Objetivo A – Resume en dos oraciones el fragmento sobre el ministerio de los obispos.

----

24. EL MINISTERIO DE LOS OBISPOS
Los Obispos, en su calidad de sucesores de los
Apóstoles, reciben del Señor, a quien se ha dado toda potestad en el cielo y en
la tierra, la misión de enseñar a todas las gentes y de predicar el Evangelio a
toda criatura, a fin de que todos los hombres logren la salvación por medio de
la fe, el bautismo y el cumplimiento de los mandamientos (cfr. Mt., 28, 18;
Mc., 16, 15-16; Hech., 26, 17 y s.). Para el desempeño de esta misión, Cristo
Señor prometió a sus Apóstoles el Espíritu Santo a quien envió de hecho el día
de Pentecostés desde el cielo para que, confortados con su virtud, fuesen sus
testigos hasta los confines de la tierra ante las gentes y los pueblos y los
reyes (cf. Hech., 1, 8; 2, 1 y ss.; 9, 15). Este encargo que el Señor confió a
los pastores de su pueblo es un verdadero servicio y en la Sagrada Escritura se
llama muy significativamente "diaconía", o sea ministerio (cf. Hech.,
1, 17 y 25; 21, 19; Rom., 11, 13; 1 Tim., 1, 12). La misión canónica de los
Obispos puede hacerse ya sea por las legítimas costumbres que no hayan sido
revocadas por la potestad suprema y universal de la Iglesia, ya se por las
leyes dictadas o reconocidas por la misma autoridad, ya sea también
directamente por el mismo sucesor de Pedro: y ningún Obispo puede ser elevado a
tal oficio contra la voluntad de éste, o sea cuando él niega la comunión
apostólica [74].
25. EL OFICIO DE ENSEÑAR DE LOS OBISPOS
Entre los oficios principales de los Obispos
sobresale la predicación del Evangelio[75]. Porque los Obispos son los heraldos
de la fe que ganan nuevos discípulos para Cristo, que predican al pueblo que
les ha sido encomendado la fe que ha de creerse y ha de aplicarse a la vida, la
ilustran con luz del Espíritu Santo, extrayendo del tesoro de la Revelación las
cosas nuevas y las cosas viejas (cf. Mt., 13, 52), la hacen fructificar y con
vigilancia apartan de la grey los errores que la amenazan (cf. 2 Tim., 4, 1-4).

----

Objetivo B – Sustituye "logo-letter" por "brand-letter" en el tramo de las filas que empieza con la línea que contiene "benefit-period-line: bulan berikutnya" y termina con la que contiene "logo-star-icon <box>647 25 677 55</box>". Reproduce solo esas líneas y deja intacto todo lo demás.

Filas proporcionadas –
----

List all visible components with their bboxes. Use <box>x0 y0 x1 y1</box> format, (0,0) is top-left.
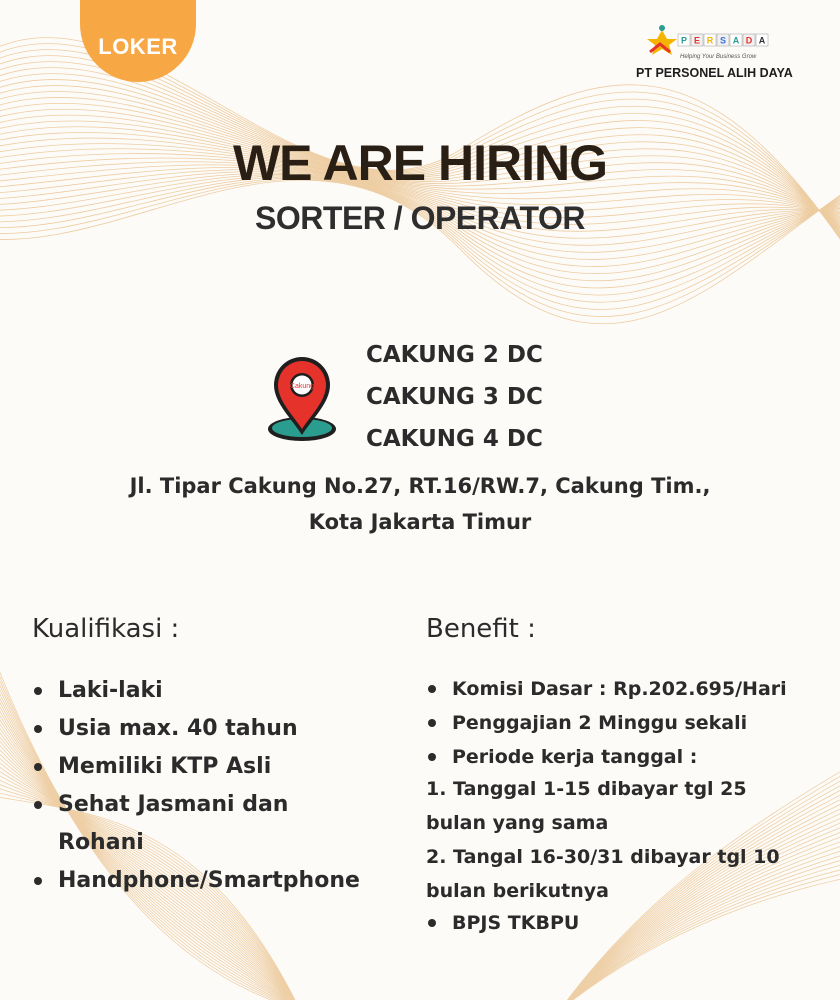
benefit-period-line: bulan berikutnya <box>426 880 609 902</box>
job-position: SORTER / OPERATOR <box>255 200 585 236</box>
benefit-period-line: bulan yang sama <box>426 812 609 834</box>
logo-letter: E <box>693 35 701 46</box>
location-item: CAKUNG 4 DC <box>366 426 543 452</box>
logo-letter: S <box>719 35 727 46</box>
logo-star-icon <box>647 25 677 55</box>
address-line: Jl. Tipar Cakung No.27, RT.16/RW.7, Cakung Tim., <box>129 474 711 498</box>
logo-letter: A <box>758 35 766 46</box>
location-pin-icon <box>262 355 342 447</box>
benefit-period-line: 2. Tangal 16-30/31 dibayar tgl 10 <box>426 846 780 868</box>
page-title: WE ARE HIRING <box>232 135 608 191</box>
qualification-item: Usia max. 40 tahun <box>32 710 412 748</box>
benefits-list <box>426 672 826 774</box>
logo-tagline: Helping Your Business Grow <box>680 54 757 60</box>
company-name: PT PERSONEL ALIH DAYA <box>636 66 793 80</box>
qualification-item: Laki-laki <box>32 672 412 710</box>
location-item: CAKUNG 3 DC <box>366 384 543 410</box>
logo-letter: R <box>706 35 714 46</box>
benefit-period-line: 1. Tanggal 1-15 dibayar tgl 25 <box>426 778 747 800</box>
qualifications-title: Kualifikasi : <box>32 614 180 644</box>
logo-letter: D <box>745 35 753 46</box>
benefit-item: Komisi Dasar : Rp.202.695/Hari <box>426 672 826 706</box>
pin-label: Cakung <box>289 383 315 390</box>
benefit-item: Periode kerja tanggal : <box>426 740 826 774</box>
address-line: Kota Jakarta Timur <box>308 510 532 534</box>
benefit-item: BPJS TKBPU <box>426 906 826 940</box>
qualification-continuation-text: Rohani <box>58 830 144 855</box>
logo-letter: A <box>732 35 740 46</box>
qualification-item: Handphone/Smartphone <box>32 862 412 900</box>
logo-letter: P <box>680 35 688 46</box>
benefits-list-extra <box>426 906 826 940</box>
location-item: CAKUNG 2 DC <box>366 342 543 368</box>
qualification-item: Sehat Jasmani dan <box>32 786 412 824</box>
qualification-item-continuation <box>32 824 412 862</box>
qualifications-list <box>32 672 412 900</box>
qualification-item: Memiliki KTP Asli <box>32 748 412 786</box>
benefits-title: Benefit : <box>426 614 536 644</box>
loker-label: LOKER <box>98 34 178 59</box>
benefit-item: Penggajian 2 Minggu sekali <box>426 706 826 740</box>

----

Respuesta escrita A – Los obispos, como sucesores de los apóstoles, reciben del Señor la misión de enseñar y predicar el Evangelio, un encargo que la Sagrada Escritura llama «diaconía» y cuya misión canónica puede darse por costumbres legítimas, por leyes de la autoridad suprema o directamente por el sucesor de Pedro. Entre sus oficios principales sobresale la predicación del Evangelio, pues son heraldos de la fe que la predican al pueblo encomendado y apartan de la grey los errores que la amenazan.

Respuesta escrita B –
benefit-period-line: bulan berikutnya <box>426 880 609 902</box>
job-position: SORTER / OPERATOR <box>255 200 585 236</box>
benefit-period-line: bulan yang sama <box>426 812 609 834</box>
brand-letter: E <box>693 35 701 46</box>
location-item: CAKUNG 4 DC <box>366 426 543 452</box>
brand-letter: S <box>719 35 727 46</box>
logo-star-icon <box>647 25 677 55</box>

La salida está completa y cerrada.